=== EXERCISE INPUT ===
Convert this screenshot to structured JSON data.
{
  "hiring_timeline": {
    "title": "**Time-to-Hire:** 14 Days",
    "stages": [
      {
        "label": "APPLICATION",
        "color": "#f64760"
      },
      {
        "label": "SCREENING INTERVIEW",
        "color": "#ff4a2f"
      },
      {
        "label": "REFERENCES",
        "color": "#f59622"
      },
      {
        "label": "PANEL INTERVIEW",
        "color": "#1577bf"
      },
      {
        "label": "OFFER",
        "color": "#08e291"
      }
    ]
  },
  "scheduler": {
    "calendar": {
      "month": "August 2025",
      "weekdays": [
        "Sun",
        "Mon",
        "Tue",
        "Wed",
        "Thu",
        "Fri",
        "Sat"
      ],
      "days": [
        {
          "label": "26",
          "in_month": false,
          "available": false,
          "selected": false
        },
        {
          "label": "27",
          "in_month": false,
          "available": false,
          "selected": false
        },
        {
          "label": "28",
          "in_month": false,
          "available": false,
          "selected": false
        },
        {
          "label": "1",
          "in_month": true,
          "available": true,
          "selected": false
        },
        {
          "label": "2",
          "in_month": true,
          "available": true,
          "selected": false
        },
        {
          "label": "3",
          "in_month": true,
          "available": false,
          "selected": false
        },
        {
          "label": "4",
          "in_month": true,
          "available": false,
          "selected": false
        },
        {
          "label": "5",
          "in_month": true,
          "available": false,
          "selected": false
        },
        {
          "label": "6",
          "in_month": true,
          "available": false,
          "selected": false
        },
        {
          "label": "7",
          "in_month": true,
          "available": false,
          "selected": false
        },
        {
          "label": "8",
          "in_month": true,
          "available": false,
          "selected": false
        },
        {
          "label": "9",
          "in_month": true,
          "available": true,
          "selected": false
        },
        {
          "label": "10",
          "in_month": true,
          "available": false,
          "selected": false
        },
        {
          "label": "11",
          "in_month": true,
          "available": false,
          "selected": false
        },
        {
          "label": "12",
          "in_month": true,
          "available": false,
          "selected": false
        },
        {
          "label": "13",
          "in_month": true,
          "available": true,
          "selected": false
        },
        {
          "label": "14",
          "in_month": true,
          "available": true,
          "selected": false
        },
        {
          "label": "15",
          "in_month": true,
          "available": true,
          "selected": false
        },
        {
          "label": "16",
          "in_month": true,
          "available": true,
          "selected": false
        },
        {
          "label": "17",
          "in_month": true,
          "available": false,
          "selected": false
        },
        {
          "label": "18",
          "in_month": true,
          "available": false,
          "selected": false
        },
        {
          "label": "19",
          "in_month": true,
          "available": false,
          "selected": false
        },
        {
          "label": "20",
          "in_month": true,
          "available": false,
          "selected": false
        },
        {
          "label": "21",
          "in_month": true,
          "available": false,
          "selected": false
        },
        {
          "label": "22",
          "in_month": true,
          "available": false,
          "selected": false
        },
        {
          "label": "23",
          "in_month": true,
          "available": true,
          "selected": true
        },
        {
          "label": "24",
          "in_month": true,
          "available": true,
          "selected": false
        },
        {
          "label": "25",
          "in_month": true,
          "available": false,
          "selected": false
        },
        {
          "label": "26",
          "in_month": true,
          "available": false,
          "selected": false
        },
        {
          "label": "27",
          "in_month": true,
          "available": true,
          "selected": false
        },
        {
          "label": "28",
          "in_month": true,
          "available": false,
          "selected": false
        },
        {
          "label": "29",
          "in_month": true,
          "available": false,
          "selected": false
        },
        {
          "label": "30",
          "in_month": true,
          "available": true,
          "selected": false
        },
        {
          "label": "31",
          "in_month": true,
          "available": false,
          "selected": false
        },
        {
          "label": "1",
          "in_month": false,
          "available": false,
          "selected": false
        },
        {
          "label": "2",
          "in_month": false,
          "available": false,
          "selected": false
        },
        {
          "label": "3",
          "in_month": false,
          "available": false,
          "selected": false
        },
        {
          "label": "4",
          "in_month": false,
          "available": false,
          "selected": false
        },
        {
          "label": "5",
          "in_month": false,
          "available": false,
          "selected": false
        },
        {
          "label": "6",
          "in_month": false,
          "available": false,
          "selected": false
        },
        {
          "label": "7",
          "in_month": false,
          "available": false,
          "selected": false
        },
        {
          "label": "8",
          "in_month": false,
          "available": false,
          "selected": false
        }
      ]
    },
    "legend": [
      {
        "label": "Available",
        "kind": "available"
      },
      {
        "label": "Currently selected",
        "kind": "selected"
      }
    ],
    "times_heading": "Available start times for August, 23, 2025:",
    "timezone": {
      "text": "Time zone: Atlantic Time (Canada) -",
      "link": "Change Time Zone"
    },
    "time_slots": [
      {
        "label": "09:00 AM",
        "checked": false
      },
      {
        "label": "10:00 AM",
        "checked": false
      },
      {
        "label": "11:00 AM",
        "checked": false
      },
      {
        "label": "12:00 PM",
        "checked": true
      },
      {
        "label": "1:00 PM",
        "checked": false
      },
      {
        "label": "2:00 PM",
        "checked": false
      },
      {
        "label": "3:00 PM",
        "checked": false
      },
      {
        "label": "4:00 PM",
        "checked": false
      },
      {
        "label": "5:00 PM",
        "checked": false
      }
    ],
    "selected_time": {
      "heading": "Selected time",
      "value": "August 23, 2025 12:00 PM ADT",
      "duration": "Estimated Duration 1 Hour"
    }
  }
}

=== EXERCISE PROMPT ===
Exactly as they are written, print the entries again.

=== PROBLEM SOLUTION ===
Convert this screenshot to structured JSON data.
{
  "hiring_timeline": {
    "title": "**Time-to-Hire:** 14 Days",
    "stages": [
      {
        "label": "APPLICATION",
        "color": "#f64760"
      },
      {
        "label": "SCREENING INTERVIEW",
        "color": "#ff4a2f"
      },
      {
        "label": "REFERENCES",
        "color": "#f59622"
      },
      {
        "label": "PANEL INTERVIEW",
        "color": "#1577bf"
      },
      {
        "label": "OFFER",
        "color": "#08e291"
      }
    ]
  },
  "scheduler": {
    "calendar": {
      "month": "August 2025",
      "weekdays": [
        "Sun",
        "Mon",
        "Tue",
        "Wed",
        "Thu",
        "Fri",
        "Sat"
      ],
      "days": [
        {
          "label": "26",
          "in_month": false,
          "available": false,
          "selected": false
        },
        {
          "label": "27",
          "in_month": false,
          "available": false,
          "selected": false
        },
        {
          "label": "28",
          "in_month": false,
          "available": false,
          "selected": false
        },
        {
          "label": "1",
          "in_month": true,
          "available": true,
          "selected": false
        },
        {
          "label": "2",
          "in_month": true,
          "available": true,
          "selected": false
        },
        {
          "label": "3",
          "in_month": true,
          "available": false,
          "selected": false
        },
        {
          "label": "4",
          "in_month": true,
          "available": false,
          "selected": false
        },
        {
          "label": "5",
          "in_month": true,
          "available": false,
          "selected": false
        },
        {
          "label": "6",
          "in_month": true,
          "available": false,
          "selected": false
        },
        {
          "label": "7",
          "in_month": true,
          "available": false,
          "selected": false
        },
        {
          "label": "8",
          "in_month": true,
          "available": false,
          "selected": false
        },
        {
          "label": "9",
          "in_month": true,
          "available": true,
          "selected": false
        },
        {
          "label": "10",
          "in_month": true,
          "available": false,
          "selected": false
        },
        {
          "label": "11",
          "in_month": true,
          "available": false,
          "selected": false
        },
        {
          "label": "12",
          "in_month": true,
          "available": false,
          "selected": false
        },
        {
          "label": "13",
          "in_month": true,
          "available": true,
          "selected": false
        },
        {
          "label": "14",
          "in_month": true,
          "available": true,
          "selected": false
        },
        {
          "label": "15",
          "in_month": true,
          "available": true,
          "selected": false
        },
        {
          "label": "16",
          "in_month": true,
          "available": true,
          "selected": false
        },
        {
          "label": "17",
          "in_month": true,
          "available": false,
          "selected": false
        },
        {
          "label": "18",
          "in_month": true,
          "available": false,
          "selected": false
        },
        {
          "label": "19",
          "in_month": true,
          "available": false,
          "selected": false
        },
        {
          "label": "20",
          "in_month": true,
          "available": false,
          "selected": false
        },
        {
          "label": "21",
          "in_month": true,
          "available": false,
          "selected": false
        },
        {
          "label": "22",
          "in_month": true,
          "available": false,
          "selected": false
        },
        {
          "label": "23",
          "in_month": true,
          "available": true,
          "selected": true
        },
        {
          "label": "24",
          "in_month": true,
          "available": true,
          "selected": false
        },
        {
          "label": "25",
          "in_month": true,
          "available": false,
          "selected": false
        },
        {
          "label": "26",
          "in_month": true,
          "available": false,
          "selected": false
        },
        {
          "label": "27",
          "in_month": true,
          "available": true,
          "selected": false
        },
        {
          "label": "28",
          "in_month": true,
          "available": false,
          "selected": false
        },
        {
          "label": "29",
          "in_month": true,
          "available": false,
          "selected": false
        },
        {
          "label": "30",
          "in_month": true,
          "available": true,
          "selected": false
        },
        {
          "label": "31",
          "in_month": true,
          "available": false,
          "selected": false
        },
        {
          "label": "1",
          "in_month": false,
          "available": false,
          "selected": false
        },
        {
          "label": "2",
          "in_month": false,
          "available": false,
          "selected": false
        },
        {
          "label": "3",
          "in_month": false,
          "available": false,
          "selected": false
        },
        {
          "label": "4",
          "in_month": false,
          "available": false,
          "selected": false
        },
        {
          "label": "5",
          "in_month": false,
          "available": false,
          "selected": false
        },
        {
          "label": "6",
          "in_month": false,
          "available": false,
          "selected": false
        },
        {
          "label": "7",
          "in_month": false,
          "available": false,
          "selected": false
        },
        {
          "label": "8",
          "in_month": false,
          "available": false,
          "selected": false
        }
      ]
    },
    "legend": [
      {
        "label": "Available",
        "kind": "available"
      },
      {
        "label": "Currently selected",
        "kind": "selected"
      }
    ],
    "times_heading": "Available start times for August, 23, 2025:",
    "timezone": {
      "text": "Time zone: Atlantic Time (Canada) -",
      "link": "Change Time Zone"
    },
    "time_slots": [
      {
        "label": "09:00 AM",
        "checked": false
      },
      {
        "label": "10:00 AM",
        "checked": false
      },
      {
        "label": "11:00 AM",
        "checked": false
      },
      {
        "label": "12:00 PM",
        "checked": true
      },
      {
        "label": "1:00 PM",
        "checked": false
      },
      {
        "label": "2:00 PM",
        "checked": false
      },
      {
        "label": "3:00 PM",
        "checked": false
      },
      {
        "label": "4:00 PM",
        "checked": false
      },
      {
        "label": "5:00 PM",
        "checked": false
      }
    ],
    "selected_time": {
      "heading": "Selected time",
      "value": "August 23, 2025 12:00 PM ADT",
      "duration": "Estimated Duration 1 Hour"
    }
  }
}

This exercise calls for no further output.